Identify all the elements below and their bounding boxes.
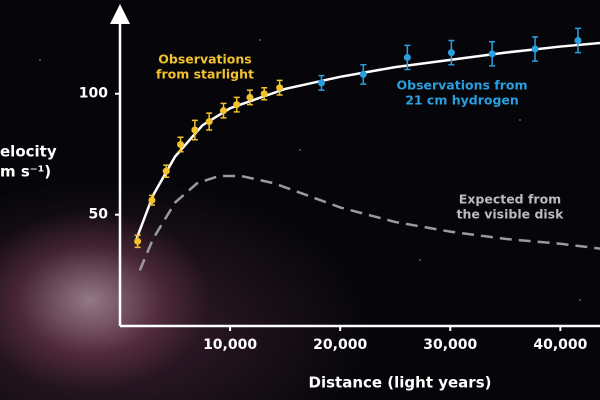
y-axis-title: m s⁻¹): [0, 163, 51, 181]
expected-curve: [138, 174, 600, 271]
data-point: [162, 167, 170, 175]
x-tick-label: 30,000: [423, 337, 477, 353]
data-point: [488, 50, 496, 58]
data-point: [219, 107, 227, 115]
x-tick-label: 20,000: [313, 337, 367, 353]
x-tick-label: 40,000: [533, 337, 587, 353]
data-point: [403, 53, 411, 61]
annotation: 21 cm hydrogen: [405, 93, 519, 108]
data-point: [134, 237, 142, 245]
data-point: [191, 126, 199, 134]
y-tick-label: 100: [79, 86, 108, 102]
annotation: from starlight: [156, 67, 254, 82]
data-point: [359, 70, 367, 78]
data-point: [260, 90, 268, 98]
data-point: [246, 93, 254, 101]
annotation: Expected from: [459, 192, 561, 207]
x-tick-label: 10,000: [203, 337, 257, 353]
fit-curve: [135, 41, 600, 240]
data-point: [233, 101, 241, 109]
y-axis-title: elocity: [0, 143, 57, 161]
data-point: [205, 118, 213, 126]
annotation: Observations: [158, 52, 251, 67]
x-axis-title: Distance (light years): [309, 374, 492, 392]
data-point: [447, 49, 455, 57]
data-point: [148, 196, 156, 204]
data-point: [177, 141, 185, 149]
y-tick-label: 50: [89, 207, 109, 223]
annotation: Observations from: [397, 78, 528, 93]
data-point: [276, 84, 284, 92]
data-point: [317, 79, 325, 87]
annotation: the visible disk: [457, 207, 565, 222]
data-point: [574, 37, 582, 45]
data-point: [531, 45, 539, 53]
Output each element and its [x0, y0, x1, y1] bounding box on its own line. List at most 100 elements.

+===+

Given problem — Rewrite every line of the items above as a Markdown table with the columns Row and Line, numbering the rows in order and leaving out blank lines. Leave the pictures out.

Solution for this task —
| Row | Line |
|---|---|
| 1 | Identify all the elements below and their bounding boxes. |
| 2 | y-axis-title: m s⁻¹): [0, 163, 51, 181] |
| 3 | expected-curve: [138, 174, 600, 271] |
| 4 | data-point: [162, 167, 170, 175] |
| 5 | x-tick-label: 30,000: [423, 337, 477, 353] |
| 6 | data-point: [488, 50, 496, 58] |
| 7 | data-point: [219, 107, 227, 115] |
| 8 | x-tick-label: 20,000: [313, 337, 367, 353] |
| 9 | x-tick-label: 40,000: [533, 337, 587, 353] |
| 10 | data-point: [403, 53, 411, 61] |
| 11 | annotation: 21 cm hydrogen: [405, 93, 519, 108] |
| 12 | data-point: [134, 237, 142, 245] |
| 13 | data-point: [191, 126, 199, 134] |
| 14 | y-tick-label: 100: [79, 86, 108, 102] |
| 15 | annotation: from starlight: [156, 67, 254, 82] |
| 16 | data-point: [359, 70, 367, 78] |
| 17 | data-point: [260, 90, 268, 98] |
| 18 | data-point: [246, 93, 254, 101] |
| 19 | annotation: Expected from: [459, 192, 561, 207] |
| 20 | x-tick-label: 10,000: [203, 337, 257, 353] |
| 21 | fit-curve: [135, 41, 600, 240] |
| 22 | data-point: [233, 101, 241, 109] |
| 23 | y-axis-title: elocity: [0, 143, 57, 161] |
| 24 | data-point: [205, 118, 213, 126] |
| 25 | annotation: Observations: [158, 52, 251, 67] |
| 26 | x-axis-title: Distance (light years): [309, 374, 492, 392] |
| 27 | data-point: [447, 49, 455, 57] |
| 28 | data-point: [148, 196, 156, 204] |
| 29 | data-point: [177, 141, 185, 149] |
| 30 | y-tick-label: 50: [89, 207, 109, 223] |
| 31 | annotation: Observations from: [397, 78, 528, 93] |
| 32 | data-point: [276, 84, 284, 92] |
| 33 | data-point: [317, 79, 325, 87] |
| 34 | annotation: the visible disk: [457, 207, 565, 222] |
| 35 | data-point: [574, 37, 582, 45] |
| 36 | data-point: [531, 45, 539, 53] |
| 37 | Output each element and its [x0, y0, x1, y1] bounding box on its own line. List at most 100 elements. |